A run of records:
□ □ □ □ □ □ □

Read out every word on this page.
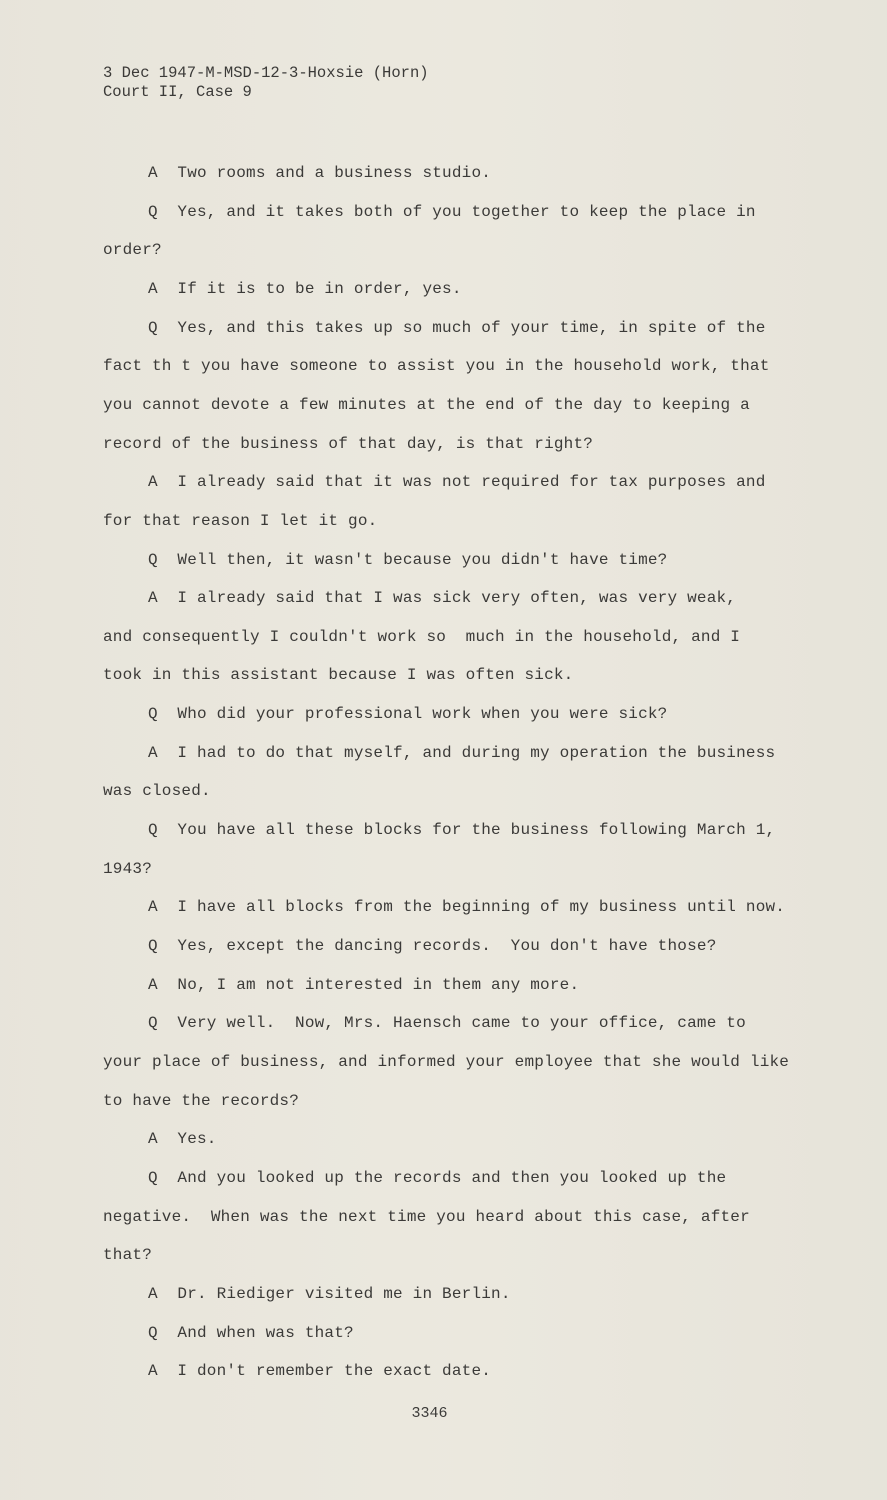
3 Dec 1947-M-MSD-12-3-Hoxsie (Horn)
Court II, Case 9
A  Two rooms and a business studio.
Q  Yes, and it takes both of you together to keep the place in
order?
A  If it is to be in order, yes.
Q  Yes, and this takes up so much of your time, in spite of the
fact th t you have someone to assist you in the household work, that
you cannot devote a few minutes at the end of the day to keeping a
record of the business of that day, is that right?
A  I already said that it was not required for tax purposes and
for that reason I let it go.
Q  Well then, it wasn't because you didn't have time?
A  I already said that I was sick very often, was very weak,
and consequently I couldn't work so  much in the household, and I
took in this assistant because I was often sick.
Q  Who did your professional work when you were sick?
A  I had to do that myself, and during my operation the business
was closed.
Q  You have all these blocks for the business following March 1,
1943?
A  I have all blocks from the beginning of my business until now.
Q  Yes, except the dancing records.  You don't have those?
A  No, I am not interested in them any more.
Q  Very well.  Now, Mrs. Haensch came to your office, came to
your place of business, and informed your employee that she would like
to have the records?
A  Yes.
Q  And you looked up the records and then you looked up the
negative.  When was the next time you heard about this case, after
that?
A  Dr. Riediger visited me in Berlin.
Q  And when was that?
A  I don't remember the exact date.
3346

□ □ □ □ □ □ □

Transcribe the records above exactly, leaving out every picture.

# RIGHT ANSWER
Read out every word on this page.
3 Dec 1947-M-MSD-12-3-Hoxsie (Horn)
Court II, Case 9
A  Two rooms and a business studio.
Q  Yes, and it takes both of you together to keep the place in
order?
A  If it is to be in order, yes.
Q  Yes, and this takes up so much of your time, in spite of the
fact th t you have someone to assist you in the household work, that
you cannot devote a few minutes at the end of the day to keeping a
record of the business of that day, is that right?
A  I already said that it was not required for tax purposes and
for that reason I let it go.
Q  Well then, it wasn't because you didn't have time?
A  I already said that I was sick very often, was very weak,
and consequently I couldn't work so  much in the household, and I
took in this assistant because I was often sick.
Q  Who did your professional work when you were sick?
A  I had to do that myself, and during my operation the business
was closed.
Q  You have all these blocks for the business following March 1,
1943?
A  I have all blocks from the beginning of my business until now.
Q  Yes, except the dancing records.  You don't have those?
A  No, I am not interested in them any more.
Q  Very well.  Now, Mrs. Haensch came to your office, came to
your place of business, and informed your employee that she would like
to have the records?
A  Yes.
Q  And you looked up the records and then you looked up the
negative.  When was the next time you heard about this case, after
that?
A  Dr. Riediger visited me in Berlin.
Q  And when was that?
A  I don't remember the exact date.
3346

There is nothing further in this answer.